--- start of RECORDS SUPPLIED ---

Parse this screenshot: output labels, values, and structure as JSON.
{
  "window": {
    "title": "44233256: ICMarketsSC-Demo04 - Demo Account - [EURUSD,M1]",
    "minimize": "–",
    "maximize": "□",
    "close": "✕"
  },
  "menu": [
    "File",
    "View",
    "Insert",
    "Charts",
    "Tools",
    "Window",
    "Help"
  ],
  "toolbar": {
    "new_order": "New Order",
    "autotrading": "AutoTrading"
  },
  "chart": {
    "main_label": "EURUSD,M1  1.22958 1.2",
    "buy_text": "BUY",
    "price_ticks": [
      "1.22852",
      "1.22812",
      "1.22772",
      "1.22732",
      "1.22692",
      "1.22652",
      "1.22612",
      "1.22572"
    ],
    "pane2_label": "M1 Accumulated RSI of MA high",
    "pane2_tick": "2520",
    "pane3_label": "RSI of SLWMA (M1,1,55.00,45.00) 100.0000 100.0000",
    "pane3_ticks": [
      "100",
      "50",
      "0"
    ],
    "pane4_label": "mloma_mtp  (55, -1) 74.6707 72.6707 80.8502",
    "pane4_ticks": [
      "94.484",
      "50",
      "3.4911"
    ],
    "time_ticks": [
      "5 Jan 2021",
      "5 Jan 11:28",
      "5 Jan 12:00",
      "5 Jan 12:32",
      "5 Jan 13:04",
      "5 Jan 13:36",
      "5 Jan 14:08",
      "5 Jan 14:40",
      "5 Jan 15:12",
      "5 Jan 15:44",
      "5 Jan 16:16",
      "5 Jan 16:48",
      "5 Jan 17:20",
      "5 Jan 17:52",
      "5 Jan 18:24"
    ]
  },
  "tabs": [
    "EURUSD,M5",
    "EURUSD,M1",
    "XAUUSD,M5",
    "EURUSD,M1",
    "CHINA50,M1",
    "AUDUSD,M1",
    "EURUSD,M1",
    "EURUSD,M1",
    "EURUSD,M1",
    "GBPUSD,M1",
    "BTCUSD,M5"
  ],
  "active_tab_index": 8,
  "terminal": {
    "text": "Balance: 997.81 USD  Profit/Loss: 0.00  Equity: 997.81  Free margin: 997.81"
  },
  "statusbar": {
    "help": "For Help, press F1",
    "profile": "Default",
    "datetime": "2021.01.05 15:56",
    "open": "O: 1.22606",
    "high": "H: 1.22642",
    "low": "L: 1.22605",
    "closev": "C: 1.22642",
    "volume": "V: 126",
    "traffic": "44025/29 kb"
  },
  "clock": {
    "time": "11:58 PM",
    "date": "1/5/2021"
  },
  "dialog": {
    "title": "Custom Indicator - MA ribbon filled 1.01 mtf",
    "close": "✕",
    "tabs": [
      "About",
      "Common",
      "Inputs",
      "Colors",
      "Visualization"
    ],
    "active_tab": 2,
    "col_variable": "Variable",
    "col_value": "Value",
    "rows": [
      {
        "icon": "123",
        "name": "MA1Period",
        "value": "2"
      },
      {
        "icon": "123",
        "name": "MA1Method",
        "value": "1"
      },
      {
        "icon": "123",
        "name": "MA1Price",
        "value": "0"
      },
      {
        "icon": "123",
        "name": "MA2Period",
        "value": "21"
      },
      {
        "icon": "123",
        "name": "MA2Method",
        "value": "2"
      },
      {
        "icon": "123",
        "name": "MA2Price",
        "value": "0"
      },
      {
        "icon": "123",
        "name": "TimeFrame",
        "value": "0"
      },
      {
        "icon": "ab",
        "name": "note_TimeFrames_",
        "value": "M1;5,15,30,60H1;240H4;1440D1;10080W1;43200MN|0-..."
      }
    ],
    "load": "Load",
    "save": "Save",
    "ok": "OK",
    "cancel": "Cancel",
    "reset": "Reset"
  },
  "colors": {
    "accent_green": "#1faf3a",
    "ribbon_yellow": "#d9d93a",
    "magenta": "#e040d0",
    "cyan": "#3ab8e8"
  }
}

--- end of RECORDS SUPPLIED ---

Extract all of the data shown above and repeat it verbatim.

Parse this screenshot: output labels, values, and structure as JSON.
{
  "window": {
    "title": "44233256: ICMarketsSC-Demo04 - Demo Account - [EURUSD,M1]",
    "minimize": "–",
    "maximize": "□",
    "close": "✕"
  },
  "menu": [
    "File",
    "View",
    "Insert",
    "Charts",
    "Tools",
    "Window",
    "Help"
  ],
  "toolbar": {
    "new_order": "New Order",
    "autotrading": "AutoTrading"
  },
  "chart": {
    "main_label": "EURUSD,M1  1.22958 1.2",
    "buy_text": "BUY",
    "price_ticks": [
      "1.22852",
      "1.22812",
      "1.22772",
      "1.22732",
      "1.22692",
      "1.22652",
      "1.22612",
      "1.22572"
    ],
    "pane2_label": "M1 Accumulated RSI of MA high",
    "pane2_tick": "2520",
    "pane3_label": "RSI of SLWMA (M1,1,55.00,45.00) 100.0000 100.0000",
    "pane3_ticks": [
      "100",
      "50",
      "0"
    ],
    "pane4_label": "mloma_mtp  (55, -1) 74.6707 72.6707 80.8502",
    "pane4_ticks": [
      "94.484",
      "50",
      "3.4911"
    ],
    "time_ticks": [
      "5 Jan 2021",
      "5 Jan 11:28",
      "5 Jan 12:00",
      "5 Jan 12:32",
      "5 Jan 13:04",
      "5 Jan 13:36",
      "5 Jan 14:08",
      "5 Jan 14:40",
      "5 Jan 15:12",
      "5 Jan 15:44",
      "5 Jan 16:16",
      "5 Jan 16:48",
      "5 Jan 17:20",
      "5 Jan 17:52",
      "5 Jan 18:24"
    ]
  },
  "tabs": [
    "EURUSD,M5",
    "EURUSD,M1",
    "XAUUSD,M5",
    "EURUSD,M1",
    "CHINA50,M1",
    "AUDUSD,M1",
    "EURUSD,M1",
    "EURUSD,M1",
    "EURUSD,M1",
    "GBPUSD,M1",
    "BTCUSD,M5"
  ],
  "active_tab_index": 8,
  "terminal": {
    "text": "Balance: 997.81 USD  Profit/Loss: 0.00  Equity: 997.81  Free margin: 997.81"
  },
  "statusbar": {
    "help": "For Help, press F1",
    "profile": "Default",
    "datetime": "2021.01.05 15:56",
    "open": "O: 1.22606",
    "high": "H: 1.22642",
    "low": "L: 1.22605",
    "closev": "C: 1.22642",
    "volume": "V: 126",
    "traffic": "44025/29 kb"
  },
  "clock": {
    "time": "11:58 PM",
    "date": "1/5/2021"
  },
  "dialog": {
    "title": "Custom Indicator - MA ribbon filled 1.01 mtf",
    "close": "✕",
    "tabs": [
      "About",
      "Common",
      "Inputs",
      "Colors",
      "Visualization"
    ],
    "active_tab": 2,
    "col_variable": "Variable",
    "col_value": "Value",
    "rows": [
      {
        "icon": "123",
        "name": "MA1Period",
        "value": "2"
      },
      {
        "icon": "123",
        "name": "MA1Method",
        "value": "1"
      },
      {
        "icon": "123",
        "name": "MA1Price",
        "value": "0"
      },
      {
        "icon": "123",
        "name": "MA2Period",
        "value": "21"
      },
      {
        "icon": "123",
        "name": "MA2Method",
        "value": "2"
      },
      {
        "icon": "123",
        "name": "MA2Price",
        "value": "0"
      },
      {
        "icon": "123",
        "name": "TimeFrame",
        "value": "0"
      },
      {
        "icon": "ab",
        "name": "note_TimeFrames_",
        "value": "M1;5,15,30,60H1;240H4;1440D1;10080W1;43200MN|0-..."
      }
    ],
    "load": "Load",
    "save": "Save",
    "ok": "OK",
    "cancel": "Cancel",
    "reset": "Reset"
  },
  "colors": {
    "accent_green": "#1faf3a",
    "ribbon_yellow": "#d9d93a",
    "magenta": "#e040d0",
    "cyan": "#3ab8e8"
  }
}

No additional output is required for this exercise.